═════ Records for this exercise ═════

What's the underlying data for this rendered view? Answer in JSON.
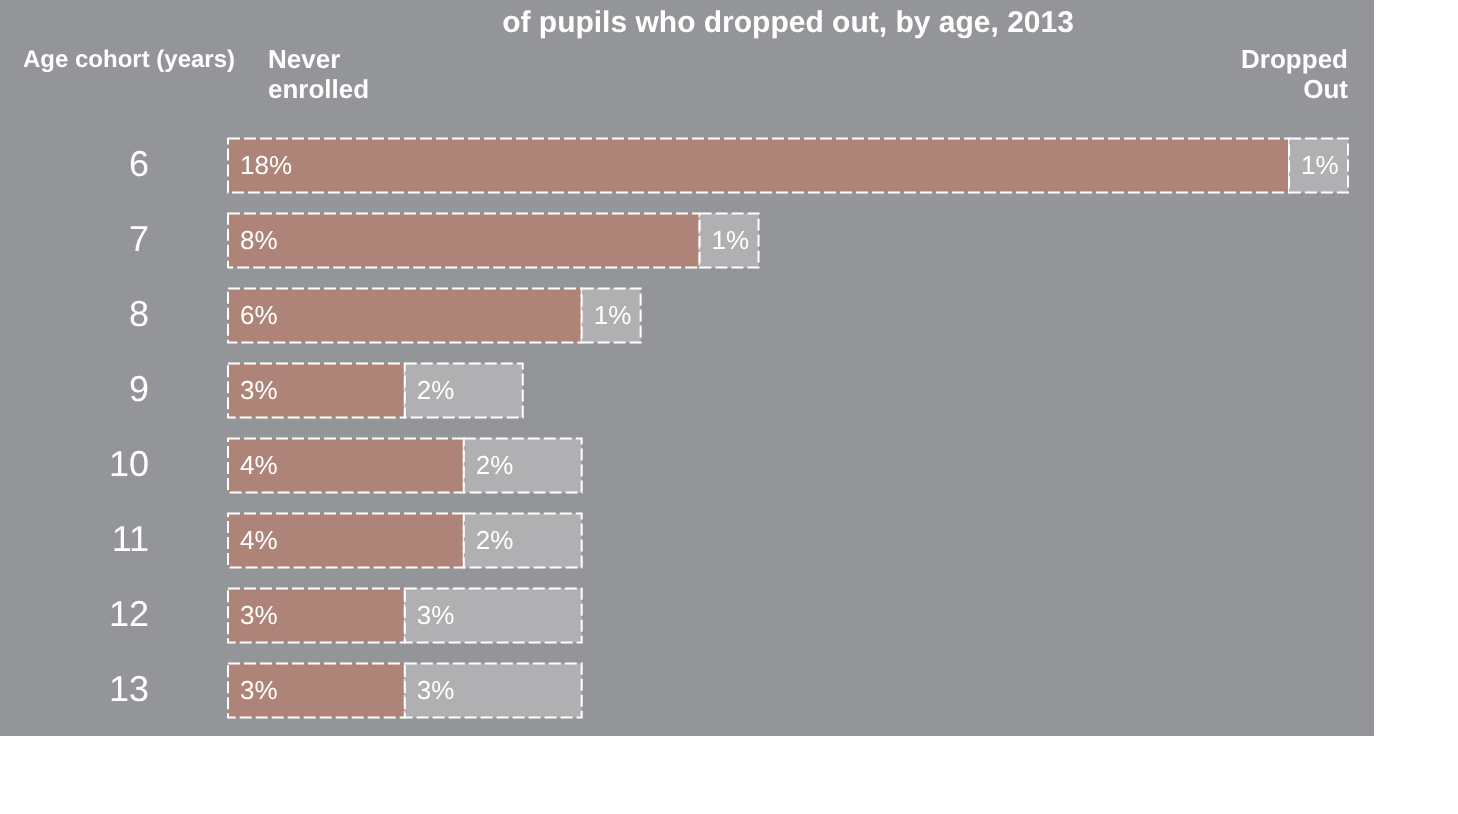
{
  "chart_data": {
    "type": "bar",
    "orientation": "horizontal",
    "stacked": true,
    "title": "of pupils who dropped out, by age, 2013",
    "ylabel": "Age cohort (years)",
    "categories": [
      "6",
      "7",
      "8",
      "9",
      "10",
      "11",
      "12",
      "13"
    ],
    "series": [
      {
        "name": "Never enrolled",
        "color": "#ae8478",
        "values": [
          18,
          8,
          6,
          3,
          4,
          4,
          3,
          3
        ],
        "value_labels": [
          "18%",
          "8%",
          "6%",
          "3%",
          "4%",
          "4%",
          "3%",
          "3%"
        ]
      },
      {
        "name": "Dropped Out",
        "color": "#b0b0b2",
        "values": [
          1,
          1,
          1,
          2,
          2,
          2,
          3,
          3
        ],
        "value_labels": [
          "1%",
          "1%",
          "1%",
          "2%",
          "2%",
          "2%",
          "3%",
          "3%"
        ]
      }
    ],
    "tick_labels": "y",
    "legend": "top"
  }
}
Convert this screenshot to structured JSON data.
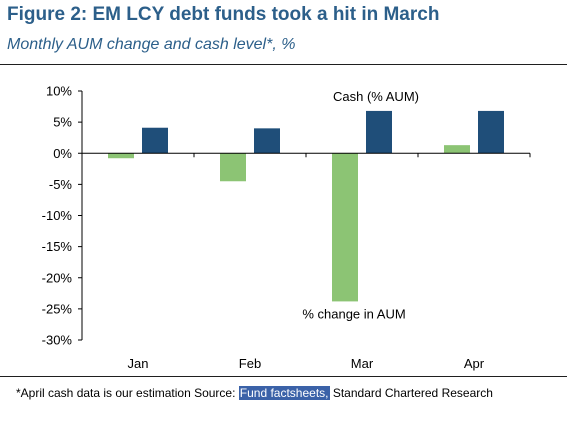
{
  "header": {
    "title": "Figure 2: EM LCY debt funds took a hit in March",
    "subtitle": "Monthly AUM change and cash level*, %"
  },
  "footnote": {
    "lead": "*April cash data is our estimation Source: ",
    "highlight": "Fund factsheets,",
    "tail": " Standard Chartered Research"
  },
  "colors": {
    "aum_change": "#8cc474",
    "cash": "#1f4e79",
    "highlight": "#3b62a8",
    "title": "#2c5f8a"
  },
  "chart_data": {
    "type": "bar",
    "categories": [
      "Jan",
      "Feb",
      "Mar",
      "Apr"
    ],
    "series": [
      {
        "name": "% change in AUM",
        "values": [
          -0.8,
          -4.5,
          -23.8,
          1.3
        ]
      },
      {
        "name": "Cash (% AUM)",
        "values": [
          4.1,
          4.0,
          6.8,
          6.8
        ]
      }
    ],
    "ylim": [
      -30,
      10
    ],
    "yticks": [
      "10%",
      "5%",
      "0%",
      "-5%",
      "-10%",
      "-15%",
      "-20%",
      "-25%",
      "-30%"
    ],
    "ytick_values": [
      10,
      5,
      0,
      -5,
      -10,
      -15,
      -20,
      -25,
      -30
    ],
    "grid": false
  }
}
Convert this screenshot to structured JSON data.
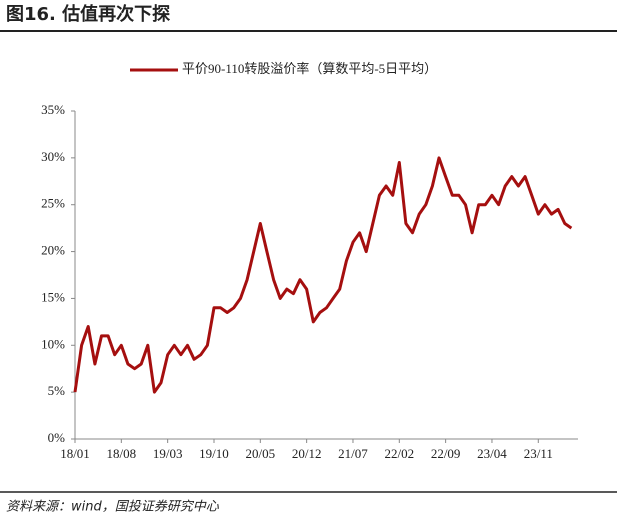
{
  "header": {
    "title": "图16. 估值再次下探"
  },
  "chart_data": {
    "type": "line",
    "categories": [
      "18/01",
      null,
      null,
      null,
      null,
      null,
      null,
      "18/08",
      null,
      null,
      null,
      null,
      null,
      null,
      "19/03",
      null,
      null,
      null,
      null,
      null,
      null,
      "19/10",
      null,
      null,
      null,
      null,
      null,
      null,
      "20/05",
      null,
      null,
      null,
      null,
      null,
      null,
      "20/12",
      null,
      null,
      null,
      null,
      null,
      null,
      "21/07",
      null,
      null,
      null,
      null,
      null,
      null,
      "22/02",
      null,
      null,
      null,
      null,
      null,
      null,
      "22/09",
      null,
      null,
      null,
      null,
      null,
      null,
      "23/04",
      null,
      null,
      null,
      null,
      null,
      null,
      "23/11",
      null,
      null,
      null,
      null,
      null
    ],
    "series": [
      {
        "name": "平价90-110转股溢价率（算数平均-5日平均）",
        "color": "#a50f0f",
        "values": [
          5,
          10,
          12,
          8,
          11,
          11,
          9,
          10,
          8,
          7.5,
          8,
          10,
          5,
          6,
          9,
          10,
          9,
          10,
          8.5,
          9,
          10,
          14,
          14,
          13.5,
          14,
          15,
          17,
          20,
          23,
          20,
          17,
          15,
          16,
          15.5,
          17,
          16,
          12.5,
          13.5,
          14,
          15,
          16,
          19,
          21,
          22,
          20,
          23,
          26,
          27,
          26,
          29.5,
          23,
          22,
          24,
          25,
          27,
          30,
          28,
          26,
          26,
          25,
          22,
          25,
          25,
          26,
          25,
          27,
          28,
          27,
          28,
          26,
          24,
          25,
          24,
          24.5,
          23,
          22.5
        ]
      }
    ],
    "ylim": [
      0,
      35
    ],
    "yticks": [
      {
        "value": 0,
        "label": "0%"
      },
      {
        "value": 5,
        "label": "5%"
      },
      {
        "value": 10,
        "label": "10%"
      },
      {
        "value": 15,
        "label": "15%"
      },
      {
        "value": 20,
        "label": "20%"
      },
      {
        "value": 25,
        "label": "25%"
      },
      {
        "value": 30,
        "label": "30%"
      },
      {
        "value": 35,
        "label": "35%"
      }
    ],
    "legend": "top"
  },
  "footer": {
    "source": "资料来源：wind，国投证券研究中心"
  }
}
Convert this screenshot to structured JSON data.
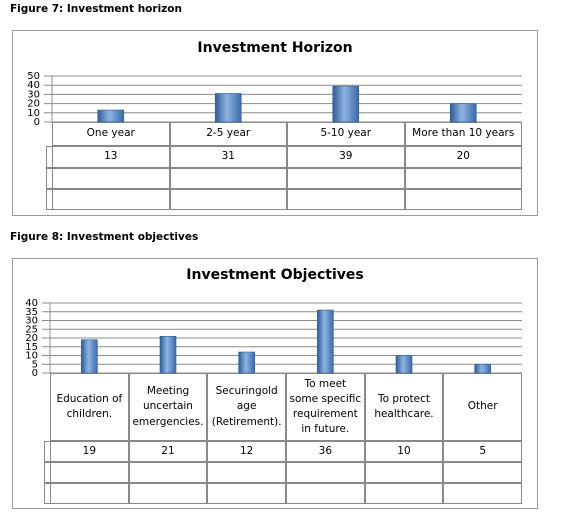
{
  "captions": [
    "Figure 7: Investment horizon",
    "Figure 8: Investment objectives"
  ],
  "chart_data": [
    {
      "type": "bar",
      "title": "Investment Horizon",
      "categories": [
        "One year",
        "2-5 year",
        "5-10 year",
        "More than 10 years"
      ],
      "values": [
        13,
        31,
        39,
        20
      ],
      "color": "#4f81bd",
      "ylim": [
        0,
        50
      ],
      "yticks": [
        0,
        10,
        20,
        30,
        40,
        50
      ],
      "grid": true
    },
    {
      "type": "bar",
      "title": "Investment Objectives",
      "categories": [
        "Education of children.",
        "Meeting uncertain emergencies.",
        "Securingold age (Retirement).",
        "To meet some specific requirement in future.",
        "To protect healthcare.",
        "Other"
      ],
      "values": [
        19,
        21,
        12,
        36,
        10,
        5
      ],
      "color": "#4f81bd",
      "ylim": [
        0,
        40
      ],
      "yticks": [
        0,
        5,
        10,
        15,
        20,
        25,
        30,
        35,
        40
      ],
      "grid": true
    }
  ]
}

═════

▸ Exercise description:
Lines containing "years" are to be counted. State the total and add nothing.

▸ Result for this exercise:
2